» Exercise aim: Comb the records below for the string "container" and copy each line where it turns up.

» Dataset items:
"""

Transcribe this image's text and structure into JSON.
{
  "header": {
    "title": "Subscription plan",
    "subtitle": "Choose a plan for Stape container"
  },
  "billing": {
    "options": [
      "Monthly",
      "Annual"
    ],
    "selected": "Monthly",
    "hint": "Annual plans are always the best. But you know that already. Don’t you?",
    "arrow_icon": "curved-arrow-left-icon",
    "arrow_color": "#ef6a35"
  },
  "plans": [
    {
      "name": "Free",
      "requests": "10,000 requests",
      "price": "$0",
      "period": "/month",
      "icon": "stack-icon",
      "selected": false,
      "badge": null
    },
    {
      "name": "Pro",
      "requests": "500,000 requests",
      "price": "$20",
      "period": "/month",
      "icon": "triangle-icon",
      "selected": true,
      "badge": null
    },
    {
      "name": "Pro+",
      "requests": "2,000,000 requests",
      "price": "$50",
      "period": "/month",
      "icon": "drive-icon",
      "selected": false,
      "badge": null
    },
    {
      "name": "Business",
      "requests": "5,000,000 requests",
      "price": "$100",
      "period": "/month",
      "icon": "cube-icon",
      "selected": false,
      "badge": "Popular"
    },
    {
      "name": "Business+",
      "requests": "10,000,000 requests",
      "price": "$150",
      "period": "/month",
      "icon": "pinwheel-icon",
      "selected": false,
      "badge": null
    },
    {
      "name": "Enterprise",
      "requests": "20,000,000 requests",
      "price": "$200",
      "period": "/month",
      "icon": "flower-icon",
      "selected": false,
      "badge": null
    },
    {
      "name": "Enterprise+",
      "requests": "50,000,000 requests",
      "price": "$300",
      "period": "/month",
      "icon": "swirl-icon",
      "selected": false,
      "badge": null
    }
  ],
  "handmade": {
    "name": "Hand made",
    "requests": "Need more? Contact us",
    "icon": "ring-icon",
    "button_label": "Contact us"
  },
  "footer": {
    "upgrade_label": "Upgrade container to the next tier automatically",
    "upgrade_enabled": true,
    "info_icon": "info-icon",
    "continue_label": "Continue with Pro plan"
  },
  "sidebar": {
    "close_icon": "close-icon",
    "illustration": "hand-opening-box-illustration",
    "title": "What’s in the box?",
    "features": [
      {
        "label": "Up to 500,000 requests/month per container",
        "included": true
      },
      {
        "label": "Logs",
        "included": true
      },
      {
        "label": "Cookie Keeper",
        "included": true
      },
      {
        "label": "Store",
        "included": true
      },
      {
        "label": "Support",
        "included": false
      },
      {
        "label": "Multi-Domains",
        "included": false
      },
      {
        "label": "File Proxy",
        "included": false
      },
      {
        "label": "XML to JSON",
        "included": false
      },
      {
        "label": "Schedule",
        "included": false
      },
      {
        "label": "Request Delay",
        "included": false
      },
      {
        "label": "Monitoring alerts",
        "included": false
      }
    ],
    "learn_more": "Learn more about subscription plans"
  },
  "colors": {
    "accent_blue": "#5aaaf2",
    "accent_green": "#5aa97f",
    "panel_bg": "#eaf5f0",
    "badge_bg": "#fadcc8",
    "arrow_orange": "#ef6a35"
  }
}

"""

» Answer to the problem:
    "subtitle": "Choose a plan for Stape container"
    "upgrade_label": "Upgrade container to the next tier automatically",
        "label": "Up to 500,000 requests/month per container",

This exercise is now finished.